▶ [AIM OF THE TASK]
In the data below, locate each line with the word "Filtre" and list it.

▶ [EXTRACTED MATERIAL]

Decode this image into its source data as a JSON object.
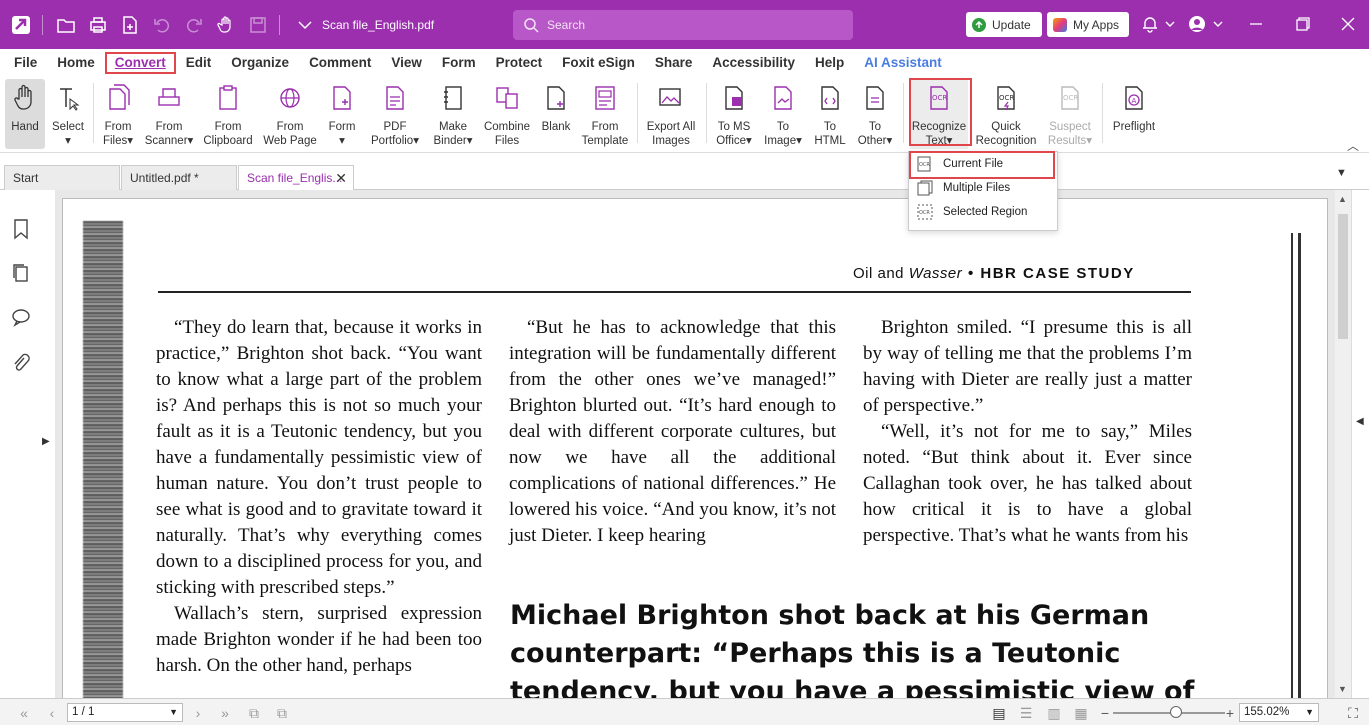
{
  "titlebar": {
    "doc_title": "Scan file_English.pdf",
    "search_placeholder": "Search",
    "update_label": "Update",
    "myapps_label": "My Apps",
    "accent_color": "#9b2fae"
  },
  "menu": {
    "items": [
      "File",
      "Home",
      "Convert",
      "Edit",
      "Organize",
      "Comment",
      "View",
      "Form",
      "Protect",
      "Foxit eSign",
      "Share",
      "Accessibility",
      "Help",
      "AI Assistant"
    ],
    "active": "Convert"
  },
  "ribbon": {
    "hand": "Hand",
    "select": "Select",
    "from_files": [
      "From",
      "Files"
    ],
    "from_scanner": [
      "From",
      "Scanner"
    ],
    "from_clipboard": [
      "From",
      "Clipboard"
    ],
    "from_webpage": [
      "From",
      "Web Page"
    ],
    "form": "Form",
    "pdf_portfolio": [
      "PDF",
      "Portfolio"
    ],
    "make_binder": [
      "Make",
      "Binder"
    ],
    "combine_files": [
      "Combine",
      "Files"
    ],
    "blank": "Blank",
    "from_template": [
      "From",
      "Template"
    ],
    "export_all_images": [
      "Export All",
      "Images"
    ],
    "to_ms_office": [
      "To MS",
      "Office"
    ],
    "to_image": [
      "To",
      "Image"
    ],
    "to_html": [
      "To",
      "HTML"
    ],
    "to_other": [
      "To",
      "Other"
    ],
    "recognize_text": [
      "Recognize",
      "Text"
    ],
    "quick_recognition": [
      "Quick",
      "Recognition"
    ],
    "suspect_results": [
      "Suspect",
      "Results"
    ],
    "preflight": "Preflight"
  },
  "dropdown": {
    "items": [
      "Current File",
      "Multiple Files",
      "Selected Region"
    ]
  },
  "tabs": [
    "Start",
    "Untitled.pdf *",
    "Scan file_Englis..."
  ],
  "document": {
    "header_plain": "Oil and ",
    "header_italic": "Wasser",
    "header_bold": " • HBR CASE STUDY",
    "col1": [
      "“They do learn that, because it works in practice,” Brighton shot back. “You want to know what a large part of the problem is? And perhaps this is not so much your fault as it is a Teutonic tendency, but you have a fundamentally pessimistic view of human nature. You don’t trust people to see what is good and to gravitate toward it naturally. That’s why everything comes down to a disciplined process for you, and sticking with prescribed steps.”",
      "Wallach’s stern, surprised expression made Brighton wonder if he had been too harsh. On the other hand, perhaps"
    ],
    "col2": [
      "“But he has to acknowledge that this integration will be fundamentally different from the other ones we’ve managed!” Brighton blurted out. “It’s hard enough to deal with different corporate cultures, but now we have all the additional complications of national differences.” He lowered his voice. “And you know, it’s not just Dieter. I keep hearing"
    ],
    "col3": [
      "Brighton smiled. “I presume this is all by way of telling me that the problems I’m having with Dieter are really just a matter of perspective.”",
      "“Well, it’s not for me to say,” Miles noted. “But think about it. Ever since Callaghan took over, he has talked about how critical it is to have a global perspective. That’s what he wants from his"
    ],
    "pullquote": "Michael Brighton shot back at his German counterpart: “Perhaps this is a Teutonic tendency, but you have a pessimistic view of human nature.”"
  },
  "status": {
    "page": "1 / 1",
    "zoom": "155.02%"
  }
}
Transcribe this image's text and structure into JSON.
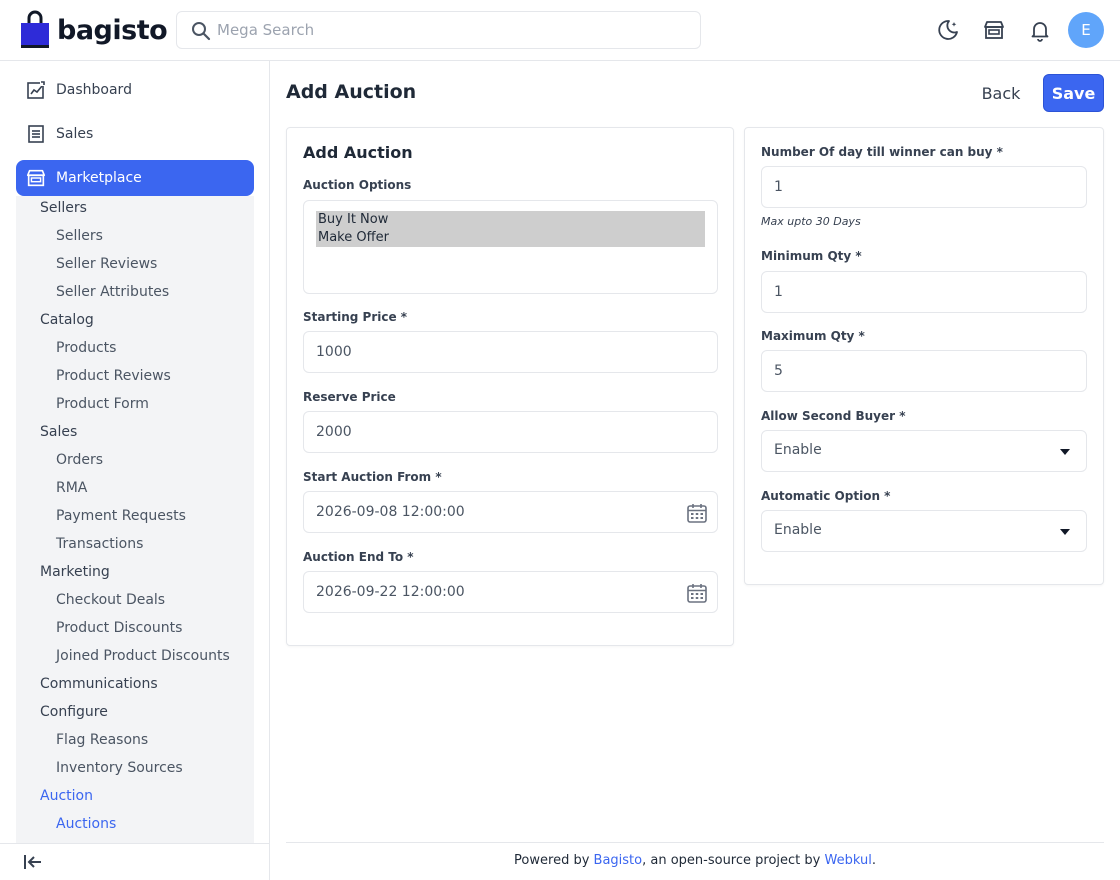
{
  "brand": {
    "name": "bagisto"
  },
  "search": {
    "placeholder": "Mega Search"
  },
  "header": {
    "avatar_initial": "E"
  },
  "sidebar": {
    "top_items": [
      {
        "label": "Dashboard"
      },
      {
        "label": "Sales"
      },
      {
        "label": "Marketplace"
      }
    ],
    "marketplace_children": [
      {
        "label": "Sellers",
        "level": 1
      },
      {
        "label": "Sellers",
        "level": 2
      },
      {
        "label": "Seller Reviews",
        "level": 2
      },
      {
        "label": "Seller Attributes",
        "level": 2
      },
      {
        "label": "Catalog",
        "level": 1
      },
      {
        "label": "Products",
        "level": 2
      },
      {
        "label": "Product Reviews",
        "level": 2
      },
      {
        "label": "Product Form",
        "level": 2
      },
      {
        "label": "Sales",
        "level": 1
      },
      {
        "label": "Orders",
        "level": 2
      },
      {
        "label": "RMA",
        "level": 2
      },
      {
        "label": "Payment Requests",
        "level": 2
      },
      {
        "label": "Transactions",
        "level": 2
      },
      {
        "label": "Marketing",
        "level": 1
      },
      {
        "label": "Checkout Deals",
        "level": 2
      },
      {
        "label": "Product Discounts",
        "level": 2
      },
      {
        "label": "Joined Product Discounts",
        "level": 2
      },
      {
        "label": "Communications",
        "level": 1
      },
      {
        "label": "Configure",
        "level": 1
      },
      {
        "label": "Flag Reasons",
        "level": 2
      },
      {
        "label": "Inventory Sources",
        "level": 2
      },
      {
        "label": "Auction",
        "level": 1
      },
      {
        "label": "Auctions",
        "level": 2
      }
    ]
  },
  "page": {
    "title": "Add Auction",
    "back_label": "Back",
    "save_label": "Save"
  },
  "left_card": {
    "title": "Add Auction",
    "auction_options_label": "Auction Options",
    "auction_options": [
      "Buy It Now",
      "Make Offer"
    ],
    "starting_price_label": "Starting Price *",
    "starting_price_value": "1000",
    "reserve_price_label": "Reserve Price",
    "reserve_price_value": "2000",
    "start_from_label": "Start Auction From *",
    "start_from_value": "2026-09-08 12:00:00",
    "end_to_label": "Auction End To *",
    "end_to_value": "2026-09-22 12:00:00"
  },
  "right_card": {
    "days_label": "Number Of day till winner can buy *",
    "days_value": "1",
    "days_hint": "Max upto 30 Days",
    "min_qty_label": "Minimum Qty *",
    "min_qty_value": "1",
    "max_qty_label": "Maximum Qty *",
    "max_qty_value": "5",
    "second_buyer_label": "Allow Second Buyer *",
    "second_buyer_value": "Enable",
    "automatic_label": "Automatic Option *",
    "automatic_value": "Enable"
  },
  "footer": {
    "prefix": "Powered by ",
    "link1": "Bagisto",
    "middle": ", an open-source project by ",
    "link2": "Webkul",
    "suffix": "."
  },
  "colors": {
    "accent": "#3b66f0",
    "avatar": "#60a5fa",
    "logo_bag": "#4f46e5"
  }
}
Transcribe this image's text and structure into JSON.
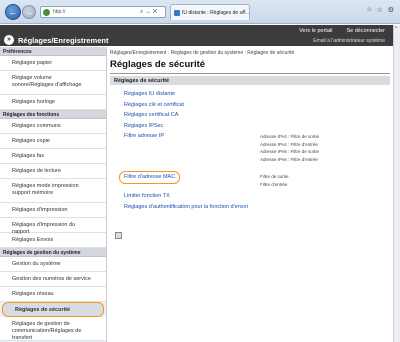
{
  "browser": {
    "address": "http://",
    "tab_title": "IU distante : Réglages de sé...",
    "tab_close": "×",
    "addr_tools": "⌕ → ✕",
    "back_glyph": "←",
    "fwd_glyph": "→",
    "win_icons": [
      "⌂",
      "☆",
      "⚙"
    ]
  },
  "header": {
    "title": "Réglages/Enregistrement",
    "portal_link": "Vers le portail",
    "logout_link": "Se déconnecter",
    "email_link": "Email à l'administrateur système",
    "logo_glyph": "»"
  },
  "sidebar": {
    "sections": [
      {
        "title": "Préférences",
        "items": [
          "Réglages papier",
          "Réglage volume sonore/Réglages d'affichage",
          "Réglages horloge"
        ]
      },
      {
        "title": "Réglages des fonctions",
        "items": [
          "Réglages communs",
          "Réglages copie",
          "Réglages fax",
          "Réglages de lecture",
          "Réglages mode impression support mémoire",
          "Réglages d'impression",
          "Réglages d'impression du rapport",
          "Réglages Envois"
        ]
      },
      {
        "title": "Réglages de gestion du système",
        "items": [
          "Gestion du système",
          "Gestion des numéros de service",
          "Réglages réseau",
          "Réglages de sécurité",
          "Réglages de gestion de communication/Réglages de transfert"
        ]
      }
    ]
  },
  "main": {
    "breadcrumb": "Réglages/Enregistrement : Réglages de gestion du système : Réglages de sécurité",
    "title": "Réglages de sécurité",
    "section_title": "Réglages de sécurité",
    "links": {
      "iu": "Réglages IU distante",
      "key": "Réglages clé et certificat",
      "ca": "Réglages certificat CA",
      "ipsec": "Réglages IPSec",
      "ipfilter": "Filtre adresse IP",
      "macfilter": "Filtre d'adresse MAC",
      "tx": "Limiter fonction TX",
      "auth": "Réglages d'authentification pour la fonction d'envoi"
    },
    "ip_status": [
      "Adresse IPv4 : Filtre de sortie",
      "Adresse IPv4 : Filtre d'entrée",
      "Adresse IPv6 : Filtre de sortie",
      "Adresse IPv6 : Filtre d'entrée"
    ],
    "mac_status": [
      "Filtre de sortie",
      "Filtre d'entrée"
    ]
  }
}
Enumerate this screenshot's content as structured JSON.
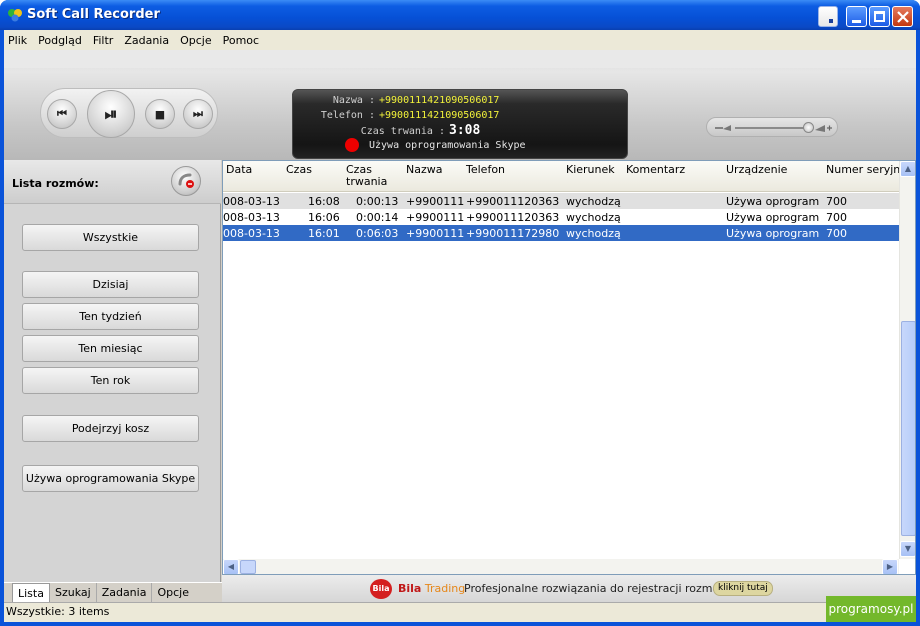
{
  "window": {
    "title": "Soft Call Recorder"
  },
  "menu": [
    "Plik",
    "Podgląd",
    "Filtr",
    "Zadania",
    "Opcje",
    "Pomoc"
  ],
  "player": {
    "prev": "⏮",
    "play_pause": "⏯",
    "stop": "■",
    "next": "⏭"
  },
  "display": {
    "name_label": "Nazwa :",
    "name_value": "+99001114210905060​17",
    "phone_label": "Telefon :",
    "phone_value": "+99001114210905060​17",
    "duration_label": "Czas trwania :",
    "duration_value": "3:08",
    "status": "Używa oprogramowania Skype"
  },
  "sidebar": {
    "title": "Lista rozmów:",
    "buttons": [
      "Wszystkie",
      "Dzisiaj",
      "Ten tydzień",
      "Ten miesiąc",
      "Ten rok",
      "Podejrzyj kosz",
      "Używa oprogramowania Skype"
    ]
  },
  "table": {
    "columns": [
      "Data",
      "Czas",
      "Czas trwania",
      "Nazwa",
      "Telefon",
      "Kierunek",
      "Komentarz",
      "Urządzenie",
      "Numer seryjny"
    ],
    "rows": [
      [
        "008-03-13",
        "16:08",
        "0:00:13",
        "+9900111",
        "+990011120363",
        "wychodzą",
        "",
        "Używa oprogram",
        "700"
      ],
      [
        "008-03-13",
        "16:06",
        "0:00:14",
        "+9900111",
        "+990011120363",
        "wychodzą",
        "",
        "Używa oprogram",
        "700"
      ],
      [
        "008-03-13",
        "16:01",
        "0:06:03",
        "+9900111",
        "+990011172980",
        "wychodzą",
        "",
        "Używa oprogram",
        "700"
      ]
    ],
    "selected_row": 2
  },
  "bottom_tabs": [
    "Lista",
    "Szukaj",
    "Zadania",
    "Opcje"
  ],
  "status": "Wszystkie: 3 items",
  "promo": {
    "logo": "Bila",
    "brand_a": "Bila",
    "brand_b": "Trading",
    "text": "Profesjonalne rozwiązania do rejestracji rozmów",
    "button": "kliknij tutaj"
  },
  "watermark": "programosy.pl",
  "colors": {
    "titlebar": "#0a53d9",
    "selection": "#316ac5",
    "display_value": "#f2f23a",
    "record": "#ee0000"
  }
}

▶ [CORRECT OUTPUT]
      "ipfilter": "Filtre adresse IP",
      "macfilter": "Filtre d'adresse MAC",
      "Adresse IPv4 : Filtre de sortie",
      "Adresse IPv4 : Filtre d'entrée",
      "Adresse IPv6 : Filtre de sortie",
      "Adresse IPv6 : Filtre d'entrée"
      "Filtre de sortie",
      "Filtre d'entrée"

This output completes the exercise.